DO THIS
From the line containing "Output the text content of this document." through the last line of the data, return those lines exactly as written and nothing more.

Collected data:
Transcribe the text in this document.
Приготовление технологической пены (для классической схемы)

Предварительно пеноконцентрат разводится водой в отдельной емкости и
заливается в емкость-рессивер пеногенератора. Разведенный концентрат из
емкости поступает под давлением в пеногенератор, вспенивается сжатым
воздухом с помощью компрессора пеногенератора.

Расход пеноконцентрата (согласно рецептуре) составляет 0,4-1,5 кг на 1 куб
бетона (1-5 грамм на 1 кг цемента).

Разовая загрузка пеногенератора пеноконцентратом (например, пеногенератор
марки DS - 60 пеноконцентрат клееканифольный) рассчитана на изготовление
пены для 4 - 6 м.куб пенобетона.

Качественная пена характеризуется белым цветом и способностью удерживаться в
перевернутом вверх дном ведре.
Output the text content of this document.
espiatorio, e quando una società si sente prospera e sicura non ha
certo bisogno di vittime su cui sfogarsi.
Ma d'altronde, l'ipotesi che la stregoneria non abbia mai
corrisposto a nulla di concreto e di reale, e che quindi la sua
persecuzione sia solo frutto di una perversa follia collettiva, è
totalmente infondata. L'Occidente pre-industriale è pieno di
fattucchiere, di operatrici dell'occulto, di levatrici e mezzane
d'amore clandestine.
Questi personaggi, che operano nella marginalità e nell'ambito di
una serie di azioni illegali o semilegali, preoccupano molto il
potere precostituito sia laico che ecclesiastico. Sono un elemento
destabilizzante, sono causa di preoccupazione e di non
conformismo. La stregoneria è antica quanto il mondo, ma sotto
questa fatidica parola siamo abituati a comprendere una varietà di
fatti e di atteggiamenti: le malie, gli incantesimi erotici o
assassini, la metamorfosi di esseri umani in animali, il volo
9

WRITTEN SOLUTION
Output the text content of this document.
espiatorio, e quando una società si sente prospera e sicura non ha
certo bisogno di vittime su cui sfogarsi.
Ma d'altronde, l'ipotesi che la stregoneria non abbia mai
corrisposto a nulla di concreto e di reale, e che quindi la sua
persecuzione sia solo frutto di una perversa follia collettiva, è
totalmente infondata. L'Occidente pre-industriale è pieno di
fattucchiere, di operatrici dell'occulto, di levatrici e mezzane
d'amore clandestine.
Questi personaggi, che operano nella marginalità e nell'ambito di
una serie di azioni illegali o semilegali, preoccupano molto il
potere precostituito sia laico che ecclesiastico. Sono un elemento
destabilizzante, sono causa di preoccupazione e di non
conformismo. La stregoneria è antica quanto il mondo, ma sotto
questa fatidica parola siamo abituati a comprendere una varietà di
fatti e di atteggiamenti: le malie, gli incantesimi erotici o
assassini, la metamorfosi di esseri umani in animali, il volo
9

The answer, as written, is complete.